#### AIM
Take each line that has the word "content" and return it.

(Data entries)
- - - - -

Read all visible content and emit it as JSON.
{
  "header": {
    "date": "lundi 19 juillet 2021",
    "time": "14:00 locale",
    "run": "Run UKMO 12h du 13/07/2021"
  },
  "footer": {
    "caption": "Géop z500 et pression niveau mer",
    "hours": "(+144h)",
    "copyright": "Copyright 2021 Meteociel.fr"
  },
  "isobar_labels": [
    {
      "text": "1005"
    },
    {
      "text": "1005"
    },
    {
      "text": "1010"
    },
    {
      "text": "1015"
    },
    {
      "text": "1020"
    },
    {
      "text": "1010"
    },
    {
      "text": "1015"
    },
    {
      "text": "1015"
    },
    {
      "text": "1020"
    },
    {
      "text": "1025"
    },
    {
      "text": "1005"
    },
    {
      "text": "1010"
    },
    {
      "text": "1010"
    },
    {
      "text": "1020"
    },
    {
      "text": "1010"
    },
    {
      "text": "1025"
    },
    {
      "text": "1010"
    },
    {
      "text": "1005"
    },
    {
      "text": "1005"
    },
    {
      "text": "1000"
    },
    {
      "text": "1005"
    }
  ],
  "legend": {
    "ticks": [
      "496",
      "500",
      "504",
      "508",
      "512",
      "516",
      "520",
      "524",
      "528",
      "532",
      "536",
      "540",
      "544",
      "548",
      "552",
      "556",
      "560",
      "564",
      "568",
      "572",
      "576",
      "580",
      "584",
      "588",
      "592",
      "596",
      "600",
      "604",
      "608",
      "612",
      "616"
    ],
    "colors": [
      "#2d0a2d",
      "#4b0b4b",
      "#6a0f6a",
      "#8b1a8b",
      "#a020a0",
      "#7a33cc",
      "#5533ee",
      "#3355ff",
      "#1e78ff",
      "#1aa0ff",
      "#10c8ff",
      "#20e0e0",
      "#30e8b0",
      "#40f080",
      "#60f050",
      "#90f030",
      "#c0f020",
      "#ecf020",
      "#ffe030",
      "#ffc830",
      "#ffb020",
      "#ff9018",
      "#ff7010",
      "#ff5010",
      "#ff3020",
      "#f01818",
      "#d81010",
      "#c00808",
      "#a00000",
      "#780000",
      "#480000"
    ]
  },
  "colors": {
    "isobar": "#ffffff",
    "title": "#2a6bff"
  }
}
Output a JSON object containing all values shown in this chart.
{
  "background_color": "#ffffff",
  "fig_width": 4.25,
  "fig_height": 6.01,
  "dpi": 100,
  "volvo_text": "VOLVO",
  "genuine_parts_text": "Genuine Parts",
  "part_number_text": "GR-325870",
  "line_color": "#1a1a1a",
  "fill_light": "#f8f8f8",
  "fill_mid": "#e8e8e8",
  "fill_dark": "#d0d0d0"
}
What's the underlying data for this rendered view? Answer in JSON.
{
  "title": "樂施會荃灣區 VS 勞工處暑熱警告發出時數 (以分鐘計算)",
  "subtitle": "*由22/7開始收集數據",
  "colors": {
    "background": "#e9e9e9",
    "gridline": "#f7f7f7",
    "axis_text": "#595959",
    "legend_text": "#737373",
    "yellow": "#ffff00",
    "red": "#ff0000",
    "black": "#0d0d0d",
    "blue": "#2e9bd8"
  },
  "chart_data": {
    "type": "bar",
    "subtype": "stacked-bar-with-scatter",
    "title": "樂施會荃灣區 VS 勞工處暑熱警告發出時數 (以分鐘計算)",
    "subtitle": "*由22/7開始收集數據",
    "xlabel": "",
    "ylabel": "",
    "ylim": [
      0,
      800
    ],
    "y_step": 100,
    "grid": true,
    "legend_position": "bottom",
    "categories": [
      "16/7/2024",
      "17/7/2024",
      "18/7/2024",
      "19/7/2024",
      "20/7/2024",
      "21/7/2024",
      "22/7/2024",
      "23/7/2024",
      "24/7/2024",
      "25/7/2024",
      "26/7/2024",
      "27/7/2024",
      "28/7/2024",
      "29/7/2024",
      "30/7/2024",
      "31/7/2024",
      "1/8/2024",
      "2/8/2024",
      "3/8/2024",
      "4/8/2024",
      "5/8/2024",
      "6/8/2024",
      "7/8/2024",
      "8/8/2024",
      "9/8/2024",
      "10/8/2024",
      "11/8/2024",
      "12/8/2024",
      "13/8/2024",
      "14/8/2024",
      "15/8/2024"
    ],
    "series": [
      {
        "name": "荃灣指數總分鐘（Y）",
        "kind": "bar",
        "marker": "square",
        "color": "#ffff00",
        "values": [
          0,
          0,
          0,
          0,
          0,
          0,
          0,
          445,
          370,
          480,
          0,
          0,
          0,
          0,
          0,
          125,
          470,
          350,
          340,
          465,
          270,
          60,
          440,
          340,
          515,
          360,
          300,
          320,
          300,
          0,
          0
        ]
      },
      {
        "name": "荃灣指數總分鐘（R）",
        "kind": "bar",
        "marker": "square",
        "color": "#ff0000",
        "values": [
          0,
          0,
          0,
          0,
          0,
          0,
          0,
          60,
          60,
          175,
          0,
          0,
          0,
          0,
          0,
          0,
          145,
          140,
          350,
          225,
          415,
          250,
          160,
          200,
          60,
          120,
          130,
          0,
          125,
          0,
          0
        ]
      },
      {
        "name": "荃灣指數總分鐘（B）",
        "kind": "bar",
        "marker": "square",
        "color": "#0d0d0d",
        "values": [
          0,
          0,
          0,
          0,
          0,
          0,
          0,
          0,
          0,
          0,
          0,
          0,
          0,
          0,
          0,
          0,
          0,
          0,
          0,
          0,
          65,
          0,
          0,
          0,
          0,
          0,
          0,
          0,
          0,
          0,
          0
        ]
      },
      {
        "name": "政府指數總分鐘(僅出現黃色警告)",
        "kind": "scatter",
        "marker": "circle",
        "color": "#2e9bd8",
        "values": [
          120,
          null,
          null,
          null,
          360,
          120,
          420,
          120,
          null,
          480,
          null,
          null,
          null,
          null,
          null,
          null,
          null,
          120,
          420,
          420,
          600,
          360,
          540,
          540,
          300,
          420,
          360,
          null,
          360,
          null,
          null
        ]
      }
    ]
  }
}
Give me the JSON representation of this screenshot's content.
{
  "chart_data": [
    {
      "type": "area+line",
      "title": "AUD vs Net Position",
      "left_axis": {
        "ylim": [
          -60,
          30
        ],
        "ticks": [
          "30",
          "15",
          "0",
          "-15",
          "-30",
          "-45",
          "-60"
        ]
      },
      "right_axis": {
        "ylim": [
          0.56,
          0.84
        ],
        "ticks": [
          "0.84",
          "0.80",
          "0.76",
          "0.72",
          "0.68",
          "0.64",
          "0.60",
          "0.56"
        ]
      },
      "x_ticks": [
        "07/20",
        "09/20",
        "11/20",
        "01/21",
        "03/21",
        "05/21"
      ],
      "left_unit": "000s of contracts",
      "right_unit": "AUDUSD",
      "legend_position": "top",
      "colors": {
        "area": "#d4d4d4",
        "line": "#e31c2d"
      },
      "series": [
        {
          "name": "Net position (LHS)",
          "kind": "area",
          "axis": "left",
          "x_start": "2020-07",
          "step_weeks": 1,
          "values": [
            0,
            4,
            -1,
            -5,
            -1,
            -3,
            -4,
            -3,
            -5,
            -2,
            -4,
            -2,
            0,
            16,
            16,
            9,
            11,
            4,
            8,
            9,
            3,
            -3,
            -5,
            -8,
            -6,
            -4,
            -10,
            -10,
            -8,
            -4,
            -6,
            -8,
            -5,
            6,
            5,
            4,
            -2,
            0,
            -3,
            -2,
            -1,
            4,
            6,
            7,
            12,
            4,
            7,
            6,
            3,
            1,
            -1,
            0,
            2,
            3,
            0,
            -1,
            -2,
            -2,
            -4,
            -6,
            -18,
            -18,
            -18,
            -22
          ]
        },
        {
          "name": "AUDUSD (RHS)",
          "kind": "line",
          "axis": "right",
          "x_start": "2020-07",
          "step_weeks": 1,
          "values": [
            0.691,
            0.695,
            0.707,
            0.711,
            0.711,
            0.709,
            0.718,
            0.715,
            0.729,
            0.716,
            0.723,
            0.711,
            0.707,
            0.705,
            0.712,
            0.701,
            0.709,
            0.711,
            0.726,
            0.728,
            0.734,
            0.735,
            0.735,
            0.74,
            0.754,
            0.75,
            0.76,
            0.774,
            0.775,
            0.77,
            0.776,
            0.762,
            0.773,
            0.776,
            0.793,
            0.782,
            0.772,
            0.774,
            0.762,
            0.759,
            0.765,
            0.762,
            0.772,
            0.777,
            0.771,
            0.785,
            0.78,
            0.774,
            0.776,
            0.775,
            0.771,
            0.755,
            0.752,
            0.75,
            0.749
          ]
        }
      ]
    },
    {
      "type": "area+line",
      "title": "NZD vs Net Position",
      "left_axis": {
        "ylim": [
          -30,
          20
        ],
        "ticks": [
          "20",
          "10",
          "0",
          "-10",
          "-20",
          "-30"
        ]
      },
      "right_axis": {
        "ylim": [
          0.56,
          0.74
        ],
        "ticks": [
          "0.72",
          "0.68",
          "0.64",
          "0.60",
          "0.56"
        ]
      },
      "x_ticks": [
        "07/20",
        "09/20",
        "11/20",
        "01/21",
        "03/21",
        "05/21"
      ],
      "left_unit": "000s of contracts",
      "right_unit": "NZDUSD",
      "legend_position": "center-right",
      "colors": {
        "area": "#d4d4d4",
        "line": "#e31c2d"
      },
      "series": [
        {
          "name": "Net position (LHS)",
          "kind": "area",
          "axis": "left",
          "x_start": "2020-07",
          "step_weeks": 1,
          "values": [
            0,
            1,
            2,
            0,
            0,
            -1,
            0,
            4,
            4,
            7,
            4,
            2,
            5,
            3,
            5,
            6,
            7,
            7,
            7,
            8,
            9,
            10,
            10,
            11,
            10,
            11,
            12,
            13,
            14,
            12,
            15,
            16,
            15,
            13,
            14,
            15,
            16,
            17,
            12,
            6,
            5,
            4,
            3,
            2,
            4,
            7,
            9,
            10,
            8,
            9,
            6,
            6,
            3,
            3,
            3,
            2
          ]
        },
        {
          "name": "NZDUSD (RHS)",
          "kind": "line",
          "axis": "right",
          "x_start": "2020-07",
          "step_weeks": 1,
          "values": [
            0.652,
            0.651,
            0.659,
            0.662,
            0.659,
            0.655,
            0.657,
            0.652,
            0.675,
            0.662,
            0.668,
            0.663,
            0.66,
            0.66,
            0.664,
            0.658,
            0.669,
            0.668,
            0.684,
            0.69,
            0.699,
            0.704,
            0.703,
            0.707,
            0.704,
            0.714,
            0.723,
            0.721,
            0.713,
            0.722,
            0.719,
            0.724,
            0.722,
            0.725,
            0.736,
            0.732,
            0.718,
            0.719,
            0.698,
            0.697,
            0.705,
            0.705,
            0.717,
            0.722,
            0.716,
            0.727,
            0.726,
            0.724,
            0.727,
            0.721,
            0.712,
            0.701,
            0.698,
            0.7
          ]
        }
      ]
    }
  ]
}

- - - - -

#### THE RESPONSE
Read all visible content and emit it as JSON.
Give me the JSON representation of this screenshot's content.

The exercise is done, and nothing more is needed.